#### STORED ROWS

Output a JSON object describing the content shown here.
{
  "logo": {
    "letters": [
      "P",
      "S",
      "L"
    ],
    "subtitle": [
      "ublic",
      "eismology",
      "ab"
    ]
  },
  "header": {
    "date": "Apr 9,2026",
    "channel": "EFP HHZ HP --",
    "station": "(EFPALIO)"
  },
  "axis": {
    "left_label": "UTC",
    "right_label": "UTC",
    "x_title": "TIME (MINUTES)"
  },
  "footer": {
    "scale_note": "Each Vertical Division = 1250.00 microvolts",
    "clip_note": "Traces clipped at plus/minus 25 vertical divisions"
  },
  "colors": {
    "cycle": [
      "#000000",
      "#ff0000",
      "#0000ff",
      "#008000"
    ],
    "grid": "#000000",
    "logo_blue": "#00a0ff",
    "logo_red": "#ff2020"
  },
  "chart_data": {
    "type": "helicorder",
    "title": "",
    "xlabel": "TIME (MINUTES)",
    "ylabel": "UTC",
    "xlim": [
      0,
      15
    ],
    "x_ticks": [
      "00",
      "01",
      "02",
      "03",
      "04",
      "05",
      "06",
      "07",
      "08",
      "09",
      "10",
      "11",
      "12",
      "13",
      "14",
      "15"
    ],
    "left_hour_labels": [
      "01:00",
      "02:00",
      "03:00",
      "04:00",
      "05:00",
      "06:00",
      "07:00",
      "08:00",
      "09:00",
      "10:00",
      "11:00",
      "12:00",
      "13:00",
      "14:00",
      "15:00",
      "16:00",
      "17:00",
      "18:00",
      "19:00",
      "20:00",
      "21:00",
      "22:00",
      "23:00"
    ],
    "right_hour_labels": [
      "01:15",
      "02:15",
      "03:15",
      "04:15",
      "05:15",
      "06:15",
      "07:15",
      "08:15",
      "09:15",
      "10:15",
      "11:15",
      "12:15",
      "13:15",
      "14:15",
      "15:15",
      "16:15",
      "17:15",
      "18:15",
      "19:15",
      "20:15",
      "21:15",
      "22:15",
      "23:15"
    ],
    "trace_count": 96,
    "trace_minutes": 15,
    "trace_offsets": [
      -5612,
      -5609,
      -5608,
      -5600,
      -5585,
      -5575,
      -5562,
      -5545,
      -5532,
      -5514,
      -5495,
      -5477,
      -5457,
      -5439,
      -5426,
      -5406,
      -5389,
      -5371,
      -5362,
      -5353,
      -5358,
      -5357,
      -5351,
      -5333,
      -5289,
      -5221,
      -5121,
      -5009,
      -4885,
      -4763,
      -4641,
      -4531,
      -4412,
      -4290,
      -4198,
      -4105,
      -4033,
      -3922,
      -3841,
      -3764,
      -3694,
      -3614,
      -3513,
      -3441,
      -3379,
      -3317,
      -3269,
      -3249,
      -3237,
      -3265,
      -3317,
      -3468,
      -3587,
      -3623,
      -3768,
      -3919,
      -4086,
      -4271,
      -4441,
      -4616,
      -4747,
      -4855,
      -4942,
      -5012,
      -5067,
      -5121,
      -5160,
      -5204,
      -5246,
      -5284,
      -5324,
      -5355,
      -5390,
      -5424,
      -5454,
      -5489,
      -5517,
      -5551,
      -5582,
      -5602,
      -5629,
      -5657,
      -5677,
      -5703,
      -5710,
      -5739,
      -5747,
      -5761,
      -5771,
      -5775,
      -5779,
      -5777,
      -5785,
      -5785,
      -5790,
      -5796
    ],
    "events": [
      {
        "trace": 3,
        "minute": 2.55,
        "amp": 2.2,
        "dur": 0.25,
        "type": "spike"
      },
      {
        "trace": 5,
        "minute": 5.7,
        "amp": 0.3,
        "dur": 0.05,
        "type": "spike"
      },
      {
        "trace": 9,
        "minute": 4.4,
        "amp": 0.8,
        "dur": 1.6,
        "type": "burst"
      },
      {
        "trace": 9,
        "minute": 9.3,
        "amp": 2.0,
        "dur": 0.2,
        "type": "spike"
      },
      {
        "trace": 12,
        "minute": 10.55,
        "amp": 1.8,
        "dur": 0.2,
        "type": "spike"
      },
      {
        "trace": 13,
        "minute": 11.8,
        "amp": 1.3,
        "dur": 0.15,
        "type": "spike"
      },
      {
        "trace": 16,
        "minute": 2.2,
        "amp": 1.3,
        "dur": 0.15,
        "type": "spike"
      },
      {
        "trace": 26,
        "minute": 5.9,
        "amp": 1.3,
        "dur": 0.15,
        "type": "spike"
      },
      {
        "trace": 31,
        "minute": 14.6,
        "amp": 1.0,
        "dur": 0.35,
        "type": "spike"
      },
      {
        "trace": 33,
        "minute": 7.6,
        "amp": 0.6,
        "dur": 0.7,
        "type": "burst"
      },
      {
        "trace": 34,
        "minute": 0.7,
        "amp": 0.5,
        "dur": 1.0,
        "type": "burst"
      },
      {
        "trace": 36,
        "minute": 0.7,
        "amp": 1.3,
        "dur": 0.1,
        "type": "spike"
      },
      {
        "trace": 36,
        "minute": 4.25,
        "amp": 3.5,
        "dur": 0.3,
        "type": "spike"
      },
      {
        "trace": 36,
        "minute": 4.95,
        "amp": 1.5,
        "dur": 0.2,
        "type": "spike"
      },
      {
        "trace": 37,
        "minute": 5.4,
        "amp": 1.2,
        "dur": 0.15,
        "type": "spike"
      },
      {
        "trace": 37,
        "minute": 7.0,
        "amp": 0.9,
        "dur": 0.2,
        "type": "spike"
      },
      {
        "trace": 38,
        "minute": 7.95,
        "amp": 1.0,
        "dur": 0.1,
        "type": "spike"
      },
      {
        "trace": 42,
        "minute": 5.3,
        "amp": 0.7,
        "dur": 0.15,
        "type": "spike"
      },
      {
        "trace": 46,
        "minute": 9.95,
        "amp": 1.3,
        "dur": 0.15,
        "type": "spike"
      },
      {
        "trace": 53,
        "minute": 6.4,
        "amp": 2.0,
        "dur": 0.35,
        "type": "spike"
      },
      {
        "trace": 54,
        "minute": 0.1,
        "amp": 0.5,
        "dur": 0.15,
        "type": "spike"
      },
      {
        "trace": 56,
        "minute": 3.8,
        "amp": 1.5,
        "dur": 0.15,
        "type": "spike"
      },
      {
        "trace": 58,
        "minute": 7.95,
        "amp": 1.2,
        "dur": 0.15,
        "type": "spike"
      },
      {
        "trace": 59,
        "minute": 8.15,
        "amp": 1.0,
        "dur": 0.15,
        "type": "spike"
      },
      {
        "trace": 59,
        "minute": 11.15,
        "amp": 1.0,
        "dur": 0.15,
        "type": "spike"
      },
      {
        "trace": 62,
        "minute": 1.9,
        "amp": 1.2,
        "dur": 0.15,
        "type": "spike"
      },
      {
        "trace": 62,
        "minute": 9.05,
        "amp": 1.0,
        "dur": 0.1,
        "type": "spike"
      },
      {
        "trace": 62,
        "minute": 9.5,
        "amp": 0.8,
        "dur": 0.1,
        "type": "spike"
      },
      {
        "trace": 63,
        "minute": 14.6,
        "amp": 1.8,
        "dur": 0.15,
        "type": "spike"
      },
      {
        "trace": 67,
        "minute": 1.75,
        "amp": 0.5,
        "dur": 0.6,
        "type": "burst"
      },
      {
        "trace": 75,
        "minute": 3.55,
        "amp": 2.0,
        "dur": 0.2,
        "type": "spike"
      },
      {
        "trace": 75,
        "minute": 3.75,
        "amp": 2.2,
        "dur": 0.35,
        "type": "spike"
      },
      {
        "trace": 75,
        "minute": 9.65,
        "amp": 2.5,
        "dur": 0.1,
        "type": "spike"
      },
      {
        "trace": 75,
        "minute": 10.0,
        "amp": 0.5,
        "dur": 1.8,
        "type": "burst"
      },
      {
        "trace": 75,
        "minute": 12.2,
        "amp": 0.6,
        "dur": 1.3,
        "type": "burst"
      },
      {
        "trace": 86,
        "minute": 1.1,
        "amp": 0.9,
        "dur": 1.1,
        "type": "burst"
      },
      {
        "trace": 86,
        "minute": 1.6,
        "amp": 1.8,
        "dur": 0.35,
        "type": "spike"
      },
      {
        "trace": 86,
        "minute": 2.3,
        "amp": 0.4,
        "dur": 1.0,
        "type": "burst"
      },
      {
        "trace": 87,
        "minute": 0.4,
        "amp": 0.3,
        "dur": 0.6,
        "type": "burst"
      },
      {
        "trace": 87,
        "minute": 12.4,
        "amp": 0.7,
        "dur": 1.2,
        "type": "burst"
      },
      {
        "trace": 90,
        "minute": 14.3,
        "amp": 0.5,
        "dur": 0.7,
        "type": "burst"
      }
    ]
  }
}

########

** TO DO **
Find the word "TIME" and list each line it appears in.

** RESPONSE TO THIS EXERCISE **
    "x_title": "TIME (MINUTES)"
    "xlabel": "TIME (MINUTES)",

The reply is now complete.